REQUIREMENT: Would you output the whole listing below, exactly as it reads?

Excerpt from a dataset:
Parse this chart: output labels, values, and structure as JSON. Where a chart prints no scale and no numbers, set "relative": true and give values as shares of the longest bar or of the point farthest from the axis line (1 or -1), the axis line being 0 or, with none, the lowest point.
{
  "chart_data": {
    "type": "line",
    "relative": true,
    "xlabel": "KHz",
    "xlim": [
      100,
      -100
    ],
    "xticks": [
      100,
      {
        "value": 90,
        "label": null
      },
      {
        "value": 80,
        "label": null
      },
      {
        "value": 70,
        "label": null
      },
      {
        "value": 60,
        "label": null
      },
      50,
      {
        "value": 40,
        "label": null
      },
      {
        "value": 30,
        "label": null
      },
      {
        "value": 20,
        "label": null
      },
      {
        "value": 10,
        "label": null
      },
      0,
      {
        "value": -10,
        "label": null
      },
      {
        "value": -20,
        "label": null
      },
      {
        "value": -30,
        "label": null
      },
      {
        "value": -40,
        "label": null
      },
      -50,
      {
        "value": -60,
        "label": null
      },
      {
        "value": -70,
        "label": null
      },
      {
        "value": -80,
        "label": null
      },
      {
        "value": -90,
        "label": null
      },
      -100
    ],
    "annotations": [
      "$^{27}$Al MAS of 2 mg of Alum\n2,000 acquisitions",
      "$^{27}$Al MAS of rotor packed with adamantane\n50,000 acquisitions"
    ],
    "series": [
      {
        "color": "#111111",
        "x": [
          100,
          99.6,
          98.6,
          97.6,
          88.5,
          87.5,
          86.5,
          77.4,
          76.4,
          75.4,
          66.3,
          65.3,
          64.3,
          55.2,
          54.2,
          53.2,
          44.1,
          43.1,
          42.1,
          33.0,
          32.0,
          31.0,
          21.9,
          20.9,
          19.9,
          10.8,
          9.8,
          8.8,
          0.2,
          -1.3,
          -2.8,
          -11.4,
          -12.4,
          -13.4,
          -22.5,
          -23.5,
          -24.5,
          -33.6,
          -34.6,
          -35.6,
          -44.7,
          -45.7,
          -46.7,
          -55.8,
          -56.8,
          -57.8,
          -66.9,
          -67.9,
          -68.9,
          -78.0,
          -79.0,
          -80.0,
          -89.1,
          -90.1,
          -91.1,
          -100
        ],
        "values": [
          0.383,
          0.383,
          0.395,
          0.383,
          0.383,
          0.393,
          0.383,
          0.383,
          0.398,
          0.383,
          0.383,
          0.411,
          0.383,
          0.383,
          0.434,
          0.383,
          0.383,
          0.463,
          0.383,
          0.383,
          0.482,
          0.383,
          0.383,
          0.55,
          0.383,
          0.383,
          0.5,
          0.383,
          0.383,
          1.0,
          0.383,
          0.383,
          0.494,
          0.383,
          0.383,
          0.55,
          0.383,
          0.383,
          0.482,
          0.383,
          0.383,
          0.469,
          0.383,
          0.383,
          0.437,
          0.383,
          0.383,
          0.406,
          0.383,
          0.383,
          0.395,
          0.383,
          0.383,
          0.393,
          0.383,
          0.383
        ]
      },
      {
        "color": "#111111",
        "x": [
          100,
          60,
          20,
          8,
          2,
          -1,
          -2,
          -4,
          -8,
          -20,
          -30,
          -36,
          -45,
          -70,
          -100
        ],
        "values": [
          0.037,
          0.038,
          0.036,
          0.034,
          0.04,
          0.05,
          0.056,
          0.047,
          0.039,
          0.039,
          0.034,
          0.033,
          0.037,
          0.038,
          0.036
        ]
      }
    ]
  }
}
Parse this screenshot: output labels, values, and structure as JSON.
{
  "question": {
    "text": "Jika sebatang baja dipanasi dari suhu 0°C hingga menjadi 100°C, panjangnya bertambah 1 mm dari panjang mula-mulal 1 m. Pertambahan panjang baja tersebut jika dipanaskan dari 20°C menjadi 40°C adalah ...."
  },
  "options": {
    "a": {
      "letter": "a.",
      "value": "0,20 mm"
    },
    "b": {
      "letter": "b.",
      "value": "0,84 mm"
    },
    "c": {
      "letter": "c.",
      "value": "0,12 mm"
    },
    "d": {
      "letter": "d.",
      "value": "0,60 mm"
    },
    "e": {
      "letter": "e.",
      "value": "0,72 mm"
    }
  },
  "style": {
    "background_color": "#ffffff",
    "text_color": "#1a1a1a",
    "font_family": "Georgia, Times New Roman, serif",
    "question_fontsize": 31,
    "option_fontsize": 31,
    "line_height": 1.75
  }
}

ANSWER IN FULL:
Parse this chart: output labels, values, and structure as JSON. Where a chart prints no scale and no numbers, set "relative": true and give values as shares of the longest bar or of the point farthest from the axis line (1 or -1), the axis line being 0 or, with none, the lowest point.
{
  "chart_data": {
    "type": "line",
    "relative": true,
    "xlabel": "KHz",
    "xlim": [
      100,
      -100
    ],
    "xticks": [
      100,
      {
        "value": 90,
        "label": null
      },
      {
        "value": 80,
        "label": null
      },
      {
        "value": 70,
        "label": null
      },
      {
        "value": 60,
        "label": null
      },
      50,
      {
        "value": 40,
        "label": null
      },
      {
        "value": 30,
        "label": null
      },
      {
        "value": 20,
        "label": null
      },
      {
        "value": 10,
        "label": null
      },
      0,
      {
        "value": -10,
        "label": null
      },
      {
        "value": -20,
        "label": null
      },
      {
        "value": -30,
        "label": null
      },
      {
        "value": -40,
        "label": null
      },
      -50,
      {
        "value": -60,
        "label": null
      },
      {
        "value": -70,
        "label": null
      },
      {
        "value": -80,
        "label": null
      },
      {
        "value": -90,
        "label": null
      },
      -100
    ],
    "annotations": [
      "$^{27}$Al MAS of 2 mg of Alum\n2,000 acquisitions",
      "$^{27}$Al MAS of rotor packed with adamantane\n50,000 acquisitions"
    ],
    "series": [
      {
        "color": "#111111",
        "x": [
          100,
          99.6,
          98.6,
          97.6,
          88.5,
          87.5,
          86.5,
          77.4,
          76.4,
          75.4,
          66.3,
          65.3,
          64.3,
          55.2,
          54.2,
          53.2,
          44.1,
          43.1,
          42.1,
          33.0,
          32.0,
          31.0,
          21.9,
          20.9,
          19.9,
          10.8,
          9.8,
          8.8,
          0.2,
          -1.3,
          -2.8,
          -11.4,
          -12.4,
          -13.4,
          -22.5,
          -23.5,
          -24.5,
          -33.6,
          -34.6,
          -35.6,
          -44.7,
          -45.7,
          -46.7,
          -55.8,
          -56.8,
          -57.8,
          -66.9,
          -67.9,
          -68.9,
          -78.0,
          -79.0,
          -80.0,
          -89.1,
          -90.1,
          -91.1,
          -100
        ],
        "values": [
          0.383,
          0.383,
          0.395,
          0.383,
          0.383,
          0.393,
          0.383,
          0.383,
          0.398,
          0.383,
          0.383,
          0.411,
          0.383,
          0.383,
          0.434,
          0.383,
          0.383,
          0.463,
          0.383,
          0.383,
          0.482,
          0.383,
          0.383,
          0.55,
          0.383,
          0.383,
          0.5,
          0.383,
          0.383,
          1.0,
          0.383,
          0.383,
          0.494,
          0.383,
          0.383,
          0.55,
          0.383,
          0.383,
          0.482,
          0.383,
          0.383,
          0.469,
          0.383,
          0.383,
          0.437,
          0.383,
          0.383,
          0.406,
          0.383,
          0.383,
          0.395,
          0.383,
          0.383,
          0.393,
          0.383,
          0.383
        ]
      },
      {
        "color": "#111111",
        "x": [
          100,
          60,
          20,
          8,
          2,
          -1,
          -2,
          -4,
          -8,
          -20,
          -30,
          -36,
          -45,
          -70,
          -100
        ],
        "values": [
          0.037,
          0.038,
          0.036,
          0.034,
          0.04,
          0.05,
          0.056,
          0.047,
          0.039,
          0.039,
          0.034,
          0.033,
          0.037,
          0.038,
          0.036
        ]
      }
    ]
  }
}
Parse this screenshot: output labels, values, and structure as JSON.
{
  "question": {
    "text": "Jika sebatang baja dipanasi dari suhu 0°C hingga menjadi 100°C, panjangnya bertambah 1 mm dari panjang mula-mulal 1 m. Pertambahan panjang baja tersebut jika dipanaskan dari 20°C menjadi 40°C adalah ...."
  },
  "options": {
    "a": {
      "letter": "a.",
      "value": "0,20 mm"
    },
    "b": {
      "letter": "b.",
      "value": "0,84 mm"
    },
    "c": {
      "letter": "c.",
      "value": "0,12 mm"
    },
    "d": {
      "letter": "d.",
      "value": "0,60 mm"
    },
    "e": {
      "letter": "e.",
      "value": "0,72 mm"
    }
  },
  "style": {
    "background_color": "#ffffff",
    "text_color": "#1a1a1a",
    "font_family": "Georgia, Times New Roman, serif",
    "question_fontsize": 31,
    "option_fontsize": 31,
    "line_height": 1.75
  }
}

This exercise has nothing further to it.